Every record must be transcribed in its entirety, apart from the images, which are to be omitted.
****
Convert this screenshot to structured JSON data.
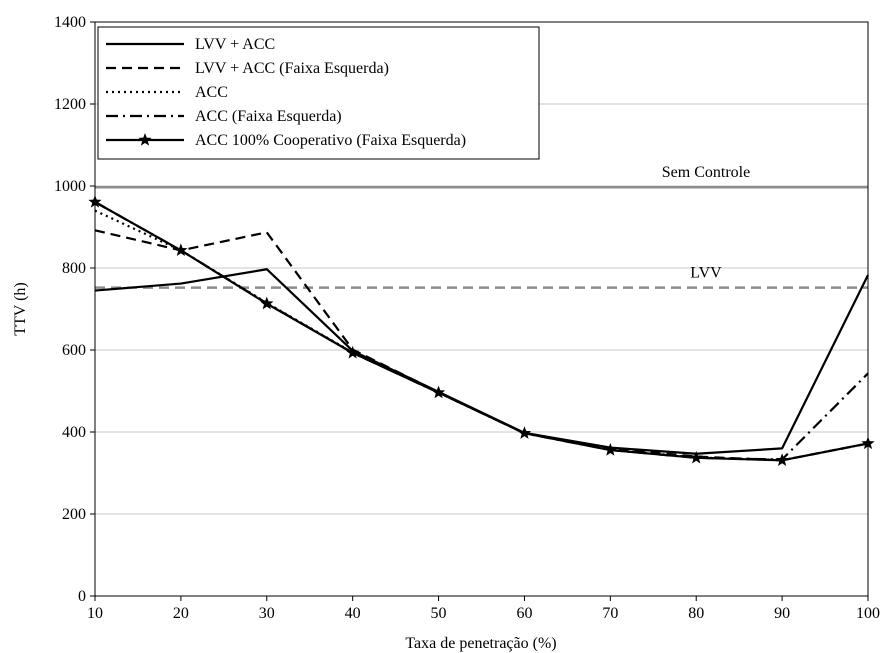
{
  "chart_data": {
    "type": "line",
    "xlabel": "Taxa de penetração (%)",
    "ylabel": "TTV (h)",
    "x": [
      10,
      20,
      30,
      40,
      50,
      60,
      70,
      80,
      90,
      100
    ],
    "xlim": [
      10,
      100
    ],
    "ylim": [
      0,
      1400
    ],
    "x_ticks": [
      10,
      20,
      30,
      40,
      50,
      60,
      70,
      80,
      90,
      100
    ],
    "y_ticks": [
      0,
      200,
      400,
      600,
      800,
      1000,
      1200,
      1400
    ],
    "grid": "horizontal",
    "legend_position": "top-left",
    "series": [
      {
        "name": "LVV + ACC",
        "style": "solid",
        "marker": "none",
        "color": "#000000",
        "values": [
          745,
          762,
          797,
          598,
          498,
          398,
          362,
          347,
          360,
          783
        ]
      },
      {
        "name": "LVV + ACC (Faixa Esquerda)",
        "style": "dashed",
        "marker": "none",
        "color": "#000000",
        "values": [
          892,
          843,
          887,
          601,
          497,
          397,
          360,
          340,
          331,
          372
        ]
      },
      {
        "name": "ACC",
        "style": "dotted",
        "marker": "none",
        "color": "#000000",
        "values": [
          940,
          843,
          715,
          594,
          496,
          397,
          357,
          338,
          331,
          372
        ]
      },
      {
        "name": "ACC (Faixa Esquerda)",
        "style": "dashdot",
        "marker": "none",
        "color": "#000000",
        "values": [
          961,
          843,
          714,
          593,
          496,
          397,
          356,
          337,
          333,
          543
        ]
      },
      {
        "name": "ACC 100% Cooperativo (Faixa Esquerda)",
        "style": "solid",
        "marker": "star",
        "color": "#000000",
        "values": [
          961,
          843,
          713,
          593,
          496,
          397,
          356,
          337,
          331,
          372
        ]
      }
    ],
    "reference_lines": [
      {
        "label": "Sem Controle",
        "y": 997,
        "style": "solid",
        "color": "#8c8c8c"
      },
      {
        "label": "LVV",
        "y": 752,
        "style": "dashed",
        "color": "#8c8c8c"
      }
    ]
  }
}
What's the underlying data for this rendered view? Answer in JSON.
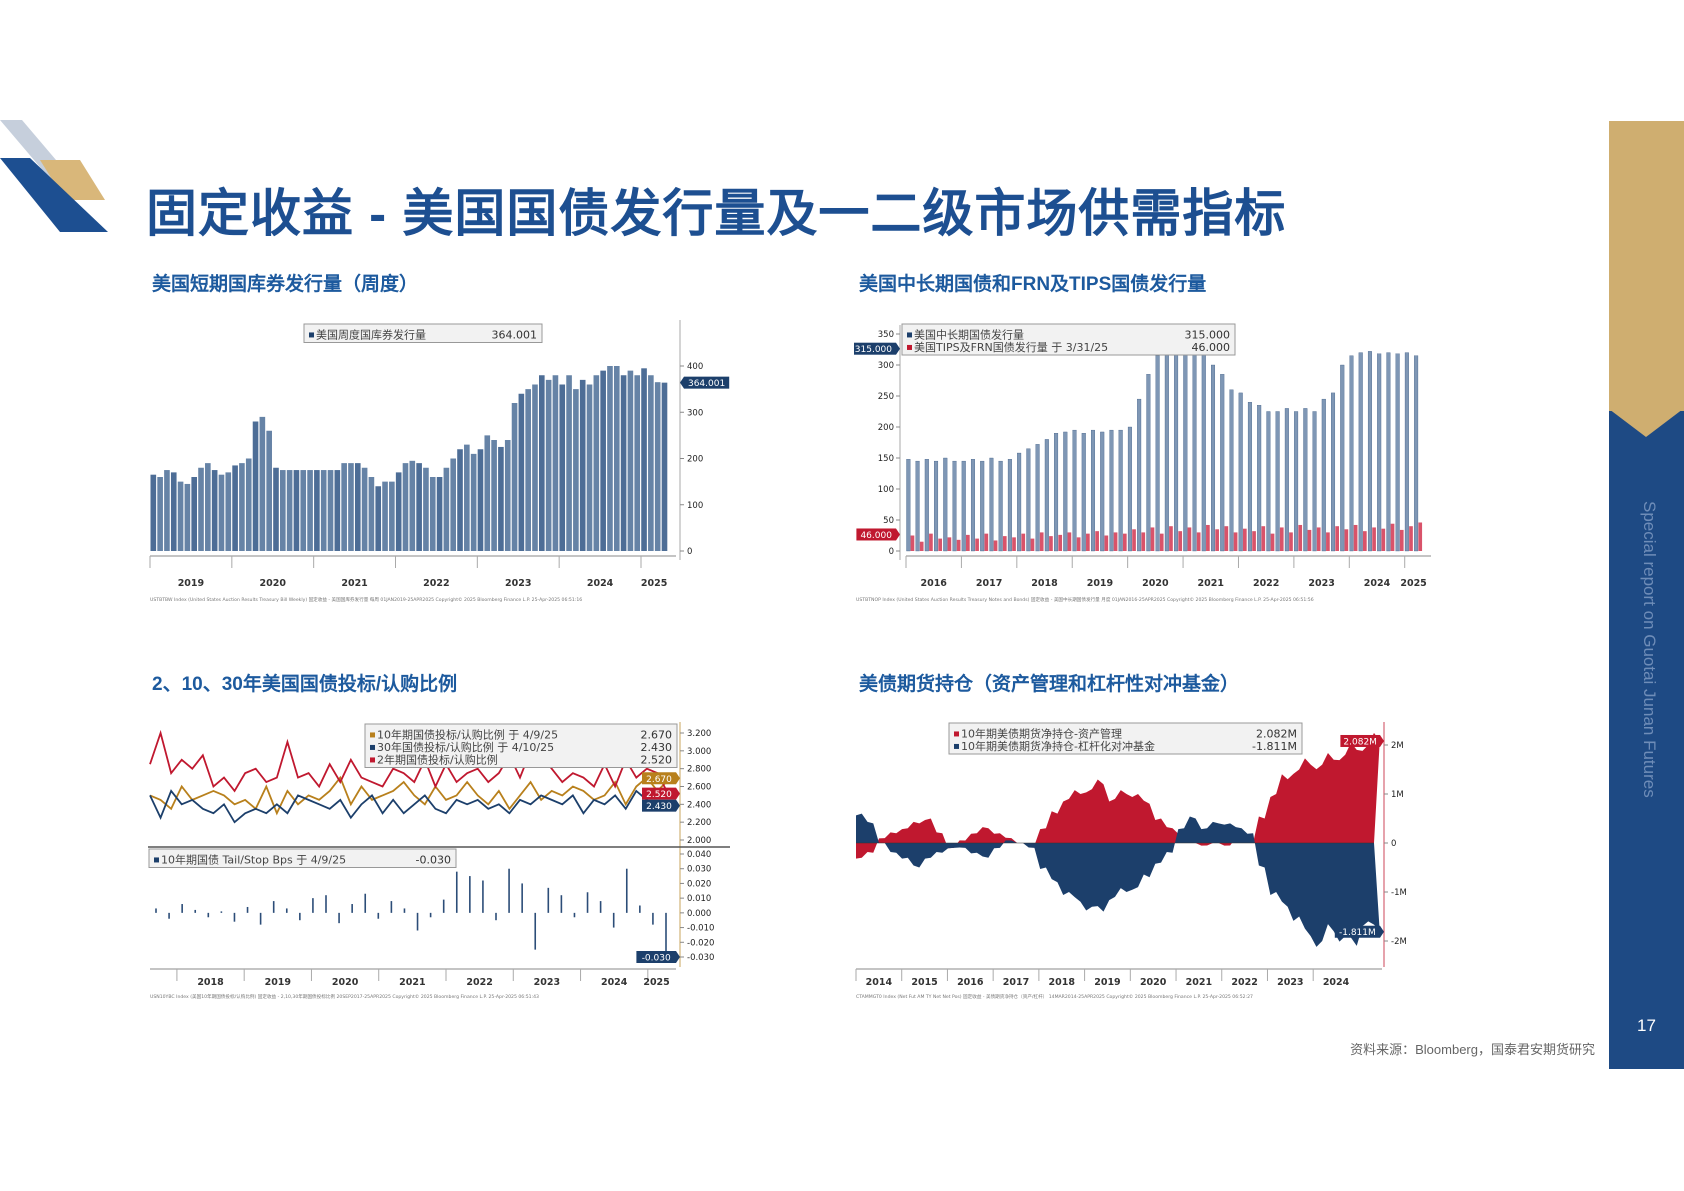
****
WORKED ANSWER –
Convert this screenshot to structured JSON data.
{
  "chart_data": {
    "type": "line",
    "xlabel": "Taxa de penetração (%)",
    "ylabel": "TTV (h)",
    "x": [
      10,
      20,
      30,
      40,
      50,
      60,
      70,
      80,
      90,
      100
    ],
    "xlim": [
      10,
      100
    ],
    "ylim": [
      0,
      1400
    ],
    "x_ticks": [
      10,
      20,
      30,
      40,
      50,
      60,
      70,
      80,
      90,
      100
    ],
    "y_ticks": [
      0,
      200,
      400,
      600,
      800,
      1000,
      1200,
      1400
    ],
    "grid": "horizontal",
    "legend_position": "top-left",
    "series": [
      {
        "name": "LVV + ACC",
        "style": "solid",
        "marker": "none",
        "color": "#000000",
        "values": [
          745,
          762,
          797,
          598,
          498,
          398,
          362,
          347,
          360,
          783
        ]
      },
      {
        "name": "LVV + ACC (Faixa Esquerda)",
        "style": "dashed",
        "marker": "none",
        "color": "#000000",
        "values": [
          892,
          843,
          887,
          601,
          497,
          397,
          360,
          340,
          331,
          372
        ]
      },
      {
        "name": "ACC",
        "style": "dotted",
        "marker": "none",
        "color": "#000000",
        "values": [
          940,
          843,
          715,
          594,
          496,
          397,
          357,
          338,
          331,
          372
        ]
      },
      {
        "name": "ACC (Faixa Esquerda)",
        "style": "dashdot",
        "marker": "none",
        "color": "#000000",
        "values": [
          961,
          843,
          714,
          593,
          496,
          397,
          356,
          337,
          333,
          543
        ]
      },
      {
        "name": "ACC 100% Cooperativo (Faixa Esquerda)",
        "style": "solid",
        "marker": "star",
        "color": "#000000",
        "values": [
          961,
          843,
          713,
          593,
          496,
          397,
          356,
          337,
          331,
          372
        ]
      }
    ],
    "reference_lines": [
      {
        "label": "Sem Controle",
        "y": 997,
        "style": "solid",
        "color": "#8c8c8c"
      },
      {
        "label": "LVV",
        "y": 752,
        "style": "dashed",
        "color": "#8c8c8c"
      }
    ]
  }
}
What's the underlying data for this rendered view? Answer in JSON.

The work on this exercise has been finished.